Set tasks →
1. According to the text on the 1913 European Bandy Championships, which organization arranged the tournament?
2. Carry the text on the 1913 European Bandy Championships forward from its last sentence.

Text shown →
+--
1913 European Bandy Championships was the first, and so far the only, European Championship tournament in bandy. The competition was held in February 1913 in Saint-Moritz, Switzerland.

Background 
Modern bandy originated in England and the first rules were published in 1882. It soon became a popular sport in several Central and Northern European countries as well as in Russia. From 1901 bandy was played in the Scandinavian Nordic Games, which was the first international multi-sport event focused on winter sports. The rules differed between countries. Most popular was the 7 vs 7 game but Sweden, Finland and Russia preferred the 11 vs 11 rules. In some countries, like Latvia, bandy was played 9 vs 9.

Overview
The 1913 European Championships were arranged by the International Ice Hockey Federation established in 1908. Matches were played with 7-men teams. The number of participating teams was five.

Since Sweden and Russia followed the rules of 11-men teams, they rejected the invitation and competed in the 1913 Nordic Games in Stockholm. The German team consisted mostly of the members of Leipziger-HK, which was supposed to play in Stockholm as well, but because many of its players were selected for the German national team, they decided to travel to Saint-Moritz.

Aftermath 
The 1913 tournament was the peak for bandy in all of the participating nations, as the outburst of World War I put an end to the international competitions. After the war was over, International Olympic Committee included ice hockey to the 1920 Summer Olympics instead of bandy. This was because bandy was totally unknown in North America and because Antwerp had an ice hockey-sized indoor arena. The IOC decision caused the decline of bandy in Central Europe and Great Britain as the bandy players switched to ice hockey. After the 1920s, bandy was only played in the Soviet Union, Estonia, Latvia and three of the Nordic countries. In the 1930s, bandy also disappeared from Estonia and Latvia (it made a return there when they no longer were independent countries, but Soviet Republics). It was completely or almost forgotten in England, Italy, France, Switzerland and Belgium, which all took part at the 1913 European Championships. Austria, Hungary, Germany, the Netherlands and Slovakia (in 1913 a part of Austria-Hungary) were countries where bandy survived longer, well into the 1920s.
+--
Listed entries →
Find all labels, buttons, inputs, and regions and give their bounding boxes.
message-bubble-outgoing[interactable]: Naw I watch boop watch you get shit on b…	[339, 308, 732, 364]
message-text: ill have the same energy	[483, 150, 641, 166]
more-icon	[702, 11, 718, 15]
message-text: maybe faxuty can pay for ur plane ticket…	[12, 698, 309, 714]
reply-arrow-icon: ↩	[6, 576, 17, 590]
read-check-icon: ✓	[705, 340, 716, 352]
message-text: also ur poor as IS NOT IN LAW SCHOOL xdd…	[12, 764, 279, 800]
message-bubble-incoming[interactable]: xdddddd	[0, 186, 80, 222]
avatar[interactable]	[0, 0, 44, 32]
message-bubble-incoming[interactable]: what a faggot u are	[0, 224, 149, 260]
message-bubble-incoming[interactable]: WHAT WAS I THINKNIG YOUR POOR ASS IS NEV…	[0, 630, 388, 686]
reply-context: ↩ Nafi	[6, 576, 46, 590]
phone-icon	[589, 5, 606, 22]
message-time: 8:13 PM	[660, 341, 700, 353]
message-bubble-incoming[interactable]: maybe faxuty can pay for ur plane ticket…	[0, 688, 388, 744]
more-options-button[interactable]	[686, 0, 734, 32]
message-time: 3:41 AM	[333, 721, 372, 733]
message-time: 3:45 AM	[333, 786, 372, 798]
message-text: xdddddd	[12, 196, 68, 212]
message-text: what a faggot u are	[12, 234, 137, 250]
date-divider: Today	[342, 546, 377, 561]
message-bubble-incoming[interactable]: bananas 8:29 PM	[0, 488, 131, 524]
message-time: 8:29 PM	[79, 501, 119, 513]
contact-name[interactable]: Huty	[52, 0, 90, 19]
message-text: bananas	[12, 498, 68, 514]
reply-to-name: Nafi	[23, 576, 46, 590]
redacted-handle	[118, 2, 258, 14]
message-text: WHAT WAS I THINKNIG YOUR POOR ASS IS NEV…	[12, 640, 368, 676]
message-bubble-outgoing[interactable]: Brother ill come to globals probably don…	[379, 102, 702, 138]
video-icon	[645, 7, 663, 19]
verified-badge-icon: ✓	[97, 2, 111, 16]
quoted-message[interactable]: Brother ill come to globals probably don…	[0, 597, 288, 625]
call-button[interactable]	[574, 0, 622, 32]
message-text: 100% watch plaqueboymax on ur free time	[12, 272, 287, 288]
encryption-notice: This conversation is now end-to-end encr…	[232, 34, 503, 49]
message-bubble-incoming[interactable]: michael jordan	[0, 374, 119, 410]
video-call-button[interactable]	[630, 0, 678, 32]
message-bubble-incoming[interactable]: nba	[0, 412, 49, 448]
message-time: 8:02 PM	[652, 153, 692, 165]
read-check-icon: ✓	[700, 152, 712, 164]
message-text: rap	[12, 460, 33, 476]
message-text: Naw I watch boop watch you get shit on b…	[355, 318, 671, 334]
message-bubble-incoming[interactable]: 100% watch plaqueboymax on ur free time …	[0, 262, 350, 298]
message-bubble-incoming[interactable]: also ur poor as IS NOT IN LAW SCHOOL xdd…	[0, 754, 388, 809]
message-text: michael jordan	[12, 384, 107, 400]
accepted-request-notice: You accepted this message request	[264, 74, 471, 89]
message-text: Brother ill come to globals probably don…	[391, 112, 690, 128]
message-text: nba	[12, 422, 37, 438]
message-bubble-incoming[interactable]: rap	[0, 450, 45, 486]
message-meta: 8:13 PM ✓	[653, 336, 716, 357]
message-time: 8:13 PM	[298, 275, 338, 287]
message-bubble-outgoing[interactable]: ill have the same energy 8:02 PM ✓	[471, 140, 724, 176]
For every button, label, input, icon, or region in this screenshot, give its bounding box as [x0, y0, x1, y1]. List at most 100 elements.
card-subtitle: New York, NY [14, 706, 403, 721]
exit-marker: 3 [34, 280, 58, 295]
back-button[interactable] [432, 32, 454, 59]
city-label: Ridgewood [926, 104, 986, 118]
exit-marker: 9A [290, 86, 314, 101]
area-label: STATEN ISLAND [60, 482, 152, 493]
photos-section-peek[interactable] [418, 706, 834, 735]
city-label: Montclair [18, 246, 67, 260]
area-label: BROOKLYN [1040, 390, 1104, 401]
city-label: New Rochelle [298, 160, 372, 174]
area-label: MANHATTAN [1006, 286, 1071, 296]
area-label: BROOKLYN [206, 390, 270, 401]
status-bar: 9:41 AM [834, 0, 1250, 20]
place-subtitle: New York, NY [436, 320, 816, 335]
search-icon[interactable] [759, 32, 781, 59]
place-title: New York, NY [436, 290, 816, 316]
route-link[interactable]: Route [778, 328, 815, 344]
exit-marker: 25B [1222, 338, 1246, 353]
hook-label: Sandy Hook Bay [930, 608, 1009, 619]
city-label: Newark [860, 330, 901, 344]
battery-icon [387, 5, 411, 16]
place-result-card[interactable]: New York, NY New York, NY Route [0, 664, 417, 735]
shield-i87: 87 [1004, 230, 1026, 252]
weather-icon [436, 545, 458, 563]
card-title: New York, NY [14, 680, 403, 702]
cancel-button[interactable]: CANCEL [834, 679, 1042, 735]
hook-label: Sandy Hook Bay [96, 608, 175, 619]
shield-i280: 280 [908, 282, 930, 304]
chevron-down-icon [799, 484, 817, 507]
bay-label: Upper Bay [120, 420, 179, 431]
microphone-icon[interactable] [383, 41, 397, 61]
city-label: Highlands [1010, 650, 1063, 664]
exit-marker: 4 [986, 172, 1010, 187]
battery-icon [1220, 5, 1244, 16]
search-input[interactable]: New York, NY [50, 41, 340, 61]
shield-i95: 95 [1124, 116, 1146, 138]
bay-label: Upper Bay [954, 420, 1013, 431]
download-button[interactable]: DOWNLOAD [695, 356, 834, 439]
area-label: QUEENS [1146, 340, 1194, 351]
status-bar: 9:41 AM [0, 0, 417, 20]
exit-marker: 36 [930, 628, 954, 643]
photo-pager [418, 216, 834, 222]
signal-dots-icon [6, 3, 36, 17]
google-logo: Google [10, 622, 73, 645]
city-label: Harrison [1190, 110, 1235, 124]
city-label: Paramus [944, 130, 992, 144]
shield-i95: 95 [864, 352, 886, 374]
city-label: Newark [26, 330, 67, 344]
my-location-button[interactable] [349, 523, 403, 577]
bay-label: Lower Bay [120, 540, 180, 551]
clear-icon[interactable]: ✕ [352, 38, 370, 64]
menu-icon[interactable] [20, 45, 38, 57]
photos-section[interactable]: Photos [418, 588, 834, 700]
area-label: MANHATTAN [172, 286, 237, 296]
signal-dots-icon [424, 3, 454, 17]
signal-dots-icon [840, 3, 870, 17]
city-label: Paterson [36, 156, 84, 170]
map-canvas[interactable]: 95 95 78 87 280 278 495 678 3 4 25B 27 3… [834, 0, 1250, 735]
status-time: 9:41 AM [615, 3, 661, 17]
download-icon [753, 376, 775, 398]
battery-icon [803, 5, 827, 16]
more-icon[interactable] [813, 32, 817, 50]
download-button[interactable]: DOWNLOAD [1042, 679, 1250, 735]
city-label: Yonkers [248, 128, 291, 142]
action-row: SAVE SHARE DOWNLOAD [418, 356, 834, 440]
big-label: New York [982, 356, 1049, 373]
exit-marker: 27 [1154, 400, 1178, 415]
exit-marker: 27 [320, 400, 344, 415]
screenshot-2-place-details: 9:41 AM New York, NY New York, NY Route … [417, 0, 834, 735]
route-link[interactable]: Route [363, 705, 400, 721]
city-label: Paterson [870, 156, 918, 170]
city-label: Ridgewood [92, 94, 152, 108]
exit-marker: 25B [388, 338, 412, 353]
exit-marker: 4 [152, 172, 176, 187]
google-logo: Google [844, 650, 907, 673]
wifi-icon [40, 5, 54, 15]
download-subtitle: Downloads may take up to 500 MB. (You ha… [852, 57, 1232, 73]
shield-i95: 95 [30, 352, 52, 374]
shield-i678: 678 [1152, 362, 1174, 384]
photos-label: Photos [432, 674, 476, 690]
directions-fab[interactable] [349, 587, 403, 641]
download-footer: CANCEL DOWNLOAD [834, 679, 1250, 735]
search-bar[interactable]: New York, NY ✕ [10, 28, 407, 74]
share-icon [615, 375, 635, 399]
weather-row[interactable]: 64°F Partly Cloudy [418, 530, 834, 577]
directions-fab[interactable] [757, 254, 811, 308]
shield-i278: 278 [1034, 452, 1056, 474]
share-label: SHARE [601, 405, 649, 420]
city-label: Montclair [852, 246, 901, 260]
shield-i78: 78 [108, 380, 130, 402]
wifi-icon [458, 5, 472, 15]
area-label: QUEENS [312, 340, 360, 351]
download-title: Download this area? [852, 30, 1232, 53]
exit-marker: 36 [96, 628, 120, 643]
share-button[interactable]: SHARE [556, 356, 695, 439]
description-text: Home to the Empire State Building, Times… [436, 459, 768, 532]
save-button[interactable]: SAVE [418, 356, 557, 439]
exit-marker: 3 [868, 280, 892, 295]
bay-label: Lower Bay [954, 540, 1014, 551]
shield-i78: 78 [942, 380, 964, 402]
+--
Answers to the exercise →
1. The International Ice Hockey Federation, established in 1908.

2.
Revivals 

On 6 January 2014, the Federation of International Bandy arranged a four nation tournament in Davos to celebrate the anniversary of the 1913 European Championship. Czech Republic, Germany, Hungary and Netherlands played at the same venue as 101 years ago. The Dutch won this unofficial European Championship.

In 2016, a somewhat smaller tournament dubbed the Davos Cup was held with national teams from three European countries. This was won by Estonia.

See also
European Cup (bandy)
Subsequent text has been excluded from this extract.